EXERCISE PROMPT
Restate the whole listing word for word. Pictures are left out.

RECORDS FOR PROCESSING
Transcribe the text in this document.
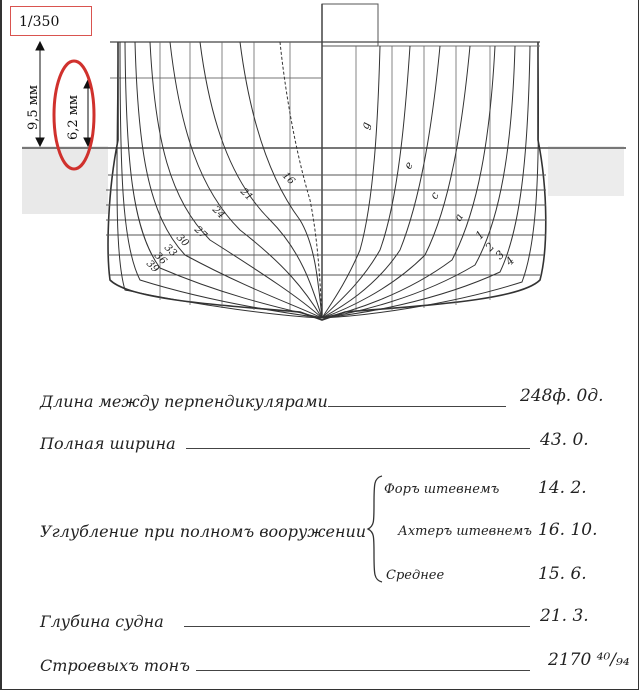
16
21
24
27
30
33
36
39
g
e
c
a
1
2
3
4
1/350
9,5 мм 6,2 мм
Длина между перпендикулярами	248ф. 0д.
Полная ширина	43. 0.
Углубление при полномъ вооружении
Форъ штевнемъ 14. 2.
Ахтеръ штевнемъ 16. 10.
Среднее	15. 6.
Глубина судна	21. 3.
Строевыхъ тонъ	2170 ⁴⁰/₉₄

ANSWER TO THE EXERCISE
Transcribe the text in this document.
16
21
24
27
30
33
36
39
g
e
c
a
1
2
3
4
1/350
9,5 мм 6,2 мм
Длина между перпендикулярами	248ф. 0д.
Полная ширина	43. 0.
Углубление при полномъ вооружении
Форъ штевнемъ 14. 2.
Ахтеръ штевнемъ 16. 10.
Среднее	15. 6.
Глубина судна	21. 3.
Строевыхъ тонъ	2170 ⁴⁰/₉₄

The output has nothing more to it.